> [Task]
Retype the material below. Keep every word exactly as it is.

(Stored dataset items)

--------------------

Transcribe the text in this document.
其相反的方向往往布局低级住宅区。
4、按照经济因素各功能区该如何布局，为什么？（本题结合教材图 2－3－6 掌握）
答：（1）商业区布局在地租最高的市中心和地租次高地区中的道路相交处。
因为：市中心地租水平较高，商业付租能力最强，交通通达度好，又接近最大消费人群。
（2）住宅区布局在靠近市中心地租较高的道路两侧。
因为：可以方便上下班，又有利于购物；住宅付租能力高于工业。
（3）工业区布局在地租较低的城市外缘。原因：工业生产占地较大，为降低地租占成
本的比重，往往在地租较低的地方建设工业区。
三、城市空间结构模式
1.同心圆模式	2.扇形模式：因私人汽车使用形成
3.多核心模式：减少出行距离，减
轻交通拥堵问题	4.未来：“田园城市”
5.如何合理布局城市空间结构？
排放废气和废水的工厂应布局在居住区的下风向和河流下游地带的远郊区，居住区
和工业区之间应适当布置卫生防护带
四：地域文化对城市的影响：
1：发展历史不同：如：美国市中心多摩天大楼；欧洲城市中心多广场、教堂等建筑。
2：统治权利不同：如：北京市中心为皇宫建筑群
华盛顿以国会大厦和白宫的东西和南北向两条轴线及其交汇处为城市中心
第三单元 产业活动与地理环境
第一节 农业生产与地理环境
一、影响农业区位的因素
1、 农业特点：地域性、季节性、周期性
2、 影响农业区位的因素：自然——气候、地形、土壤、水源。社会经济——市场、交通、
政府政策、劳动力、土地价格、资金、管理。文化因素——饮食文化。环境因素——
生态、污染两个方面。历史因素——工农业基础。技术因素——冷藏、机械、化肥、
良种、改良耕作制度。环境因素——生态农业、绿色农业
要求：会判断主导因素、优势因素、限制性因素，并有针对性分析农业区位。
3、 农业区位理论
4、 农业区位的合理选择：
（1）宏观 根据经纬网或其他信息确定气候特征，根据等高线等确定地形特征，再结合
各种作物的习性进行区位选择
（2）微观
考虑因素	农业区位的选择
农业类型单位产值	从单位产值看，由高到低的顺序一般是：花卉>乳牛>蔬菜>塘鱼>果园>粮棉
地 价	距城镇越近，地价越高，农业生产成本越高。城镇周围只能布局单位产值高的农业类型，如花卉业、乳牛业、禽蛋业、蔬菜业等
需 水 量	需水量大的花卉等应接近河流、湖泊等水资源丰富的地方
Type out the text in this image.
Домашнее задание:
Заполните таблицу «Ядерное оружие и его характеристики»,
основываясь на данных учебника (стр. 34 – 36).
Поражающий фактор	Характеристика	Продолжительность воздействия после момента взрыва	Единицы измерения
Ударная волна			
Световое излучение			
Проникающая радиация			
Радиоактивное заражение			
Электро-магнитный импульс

--------------------

> [Solution]
Transcribe the text in this document.
其相反的方向往往布局低级住宅区。
4、按照经济因素各功能区该如何布局，为什么？（本题结合教材图 2－3－6 掌握）
答：（1）商业区布局在地租最高的市中心和地租次高地区中的道路相交处。
因为：市中心地租水平较高，商业付租能力最强，交通通达度好，又接近最大消费人群。
（2）住宅区布局在靠近市中心地租较高的道路两侧。
因为：可以方便上下班，又有利于购物；住宅付租能力高于工业。
（3）工业区布局在地租较低的城市外缘。原因：工业生产占地较大，为降低地租占成
本的比重，往往在地租较低的地方建设工业区。
三、城市空间结构模式
1.同心圆模式	2.扇形模式：因私人汽车使用形成
3.多核心模式：减少出行距离，减
轻交通拥堵问题	4.未来：“田园城市”
5.如何合理布局城市空间结构？
排放废气和废水的工厂应布局在居住区的下风向和河流下游地带的远郊区，居住区
和工业区之间应适当布置卫生防护带
四：地域文化对城市的影响：
1：发展历史不同：如：美国市中心多摩天大楼；欧洲城市中心多广场、教堂等建筑。
2：统治权利不同：如：北京市中心为皇宫建筑群
华盛顿以国会大厦和白宫的东西和南北向两条轴线及其交汇处为城市中心
第三单元 产业活动与地理环境
第一节 农业生产与地理环境
一、影响农业区位的因素
1、 农业特点：地域性、季节性、周期性
2、 影响农业区位的因素：自然——气候、地形、土壤、水源。社会经济——市场、交通、
政府政策、劳动力、土地价格、资金、管理。文化因素——饮食文化。环境因素——
生态、污染两个方面。历史因素——工农业基础。技术因素——冷藏、机械、化肥、
良种、改良耕作制度。环境因素——生态农业、绿色农业
要求：会判断主导因素、优势因素、限制性因素，并有针对性分析农业区位。
3、 农业区位理论
4、 农业区位的合理选择：
（1）宏观 根据经纬网或其他信息确定气候特征，根据等高线等确定地形特征，再结合
各种作物的习性进行区位选择
（2）微观
考虑因素	农业区位的选择
农业类型单位产值	从单位产值看，由高到低的顺序一般是：花卉>乳牛>蔬菜>塘鱼>果园>粮棉
地 价	距城镇越近，地价越高，农业生产成本越高。城镇周围只能布局单位产值高的农业类型，如花卉业、乳牛业、禽蛋业、蔬菜业等
需 水 量	需水量大的花卉等应接近河流、湖泊等水资源丰富的地方
Type out the text in this image.
Домашнее задание:
Заполните таблицу «Ядерное оружие и его характеристики»,
основываясь на данных учебника (стр. 34 – 36).
Поражающий фактор	Характеристика	Продолжительность воздействия после момента взрыва	Единицы измерения
Ударная волна			
Световое излучение			
Проникающая радиация			
Радиоактивное заражение			
Электро-магнитный импульс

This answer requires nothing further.